SHORT PROBLEM ::
Scan the data below. Pull out each line where "秋天的雨" occurs.

EXTRACTED INFORMATION ::

╔══

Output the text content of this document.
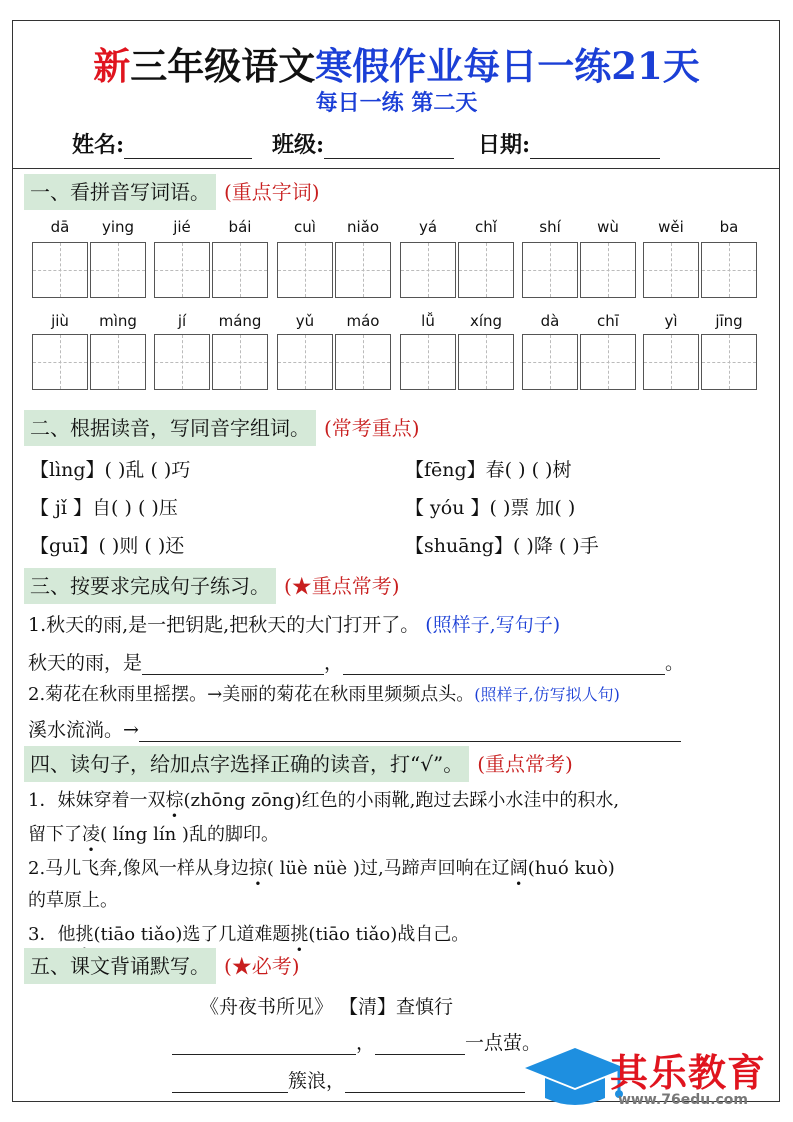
新三年级语文寒假作业每日一练21天
每日一练 第二天
姓名:	班级:	日期:
一、看拼音写词语。 (重点字词)
dā	ying	jié	bái	cuì	niǎo	yá	chǐ	shí	wù	wěi	ba
jiù	mìng	jí	máng	yǔ	máo	lǚ	xíng	dà	chī	yì	jīng
二、根据读音，写同音字组词。 (常考重点)
【lìng】( )乱 ( )巧	【fēng】春( ) ( )树
【 jǐ 】自( ) ( )压	【 yóu 】( )票 加( )
【guī】( )则 ( )还	【shuāng】( )降 ( )手
三、按要求完成句子练习。 (★重点常考)
1.秋天的雨,是一把钥匙,把秋天的大门打开了。 (照样子,写句子)
秋天的雨，是	，	。
2.菊花在秋雨里摇摆。→美丽的菊花在秋雨里频频点头。(照样子,仿写拟人句)
溪水流淌。→
四、读句子，给加点字选择正确的读音，打“√”。 (重点常考)
1．妹妹穿着一双棕(zhōng zōng)红色的小雨靴,跑过去踩小水洼中的积水,
留下了凌( líng lín )乱的脚印。
2.马儿飞奔,像风一样从身边掠( lüè nüè )过,马蹄声回响在辽阔(huó kuò)
的草原上。
3．他挑(tiāo tiǎo)选了几道难题挑(tiāo tiǎo)战自己。
五、课文背诵默写。 (★必考)
《舟夜书所见》 【清】查慎行
，	一点萤。
簇浪，	其乐教育
www.76edu.com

╚══

TASK OUTPUT ::
1.秋天的雨,是一把钥匙,把秋天的大门打开了。 (照样子,写句子)
秋天的雨，是	，	。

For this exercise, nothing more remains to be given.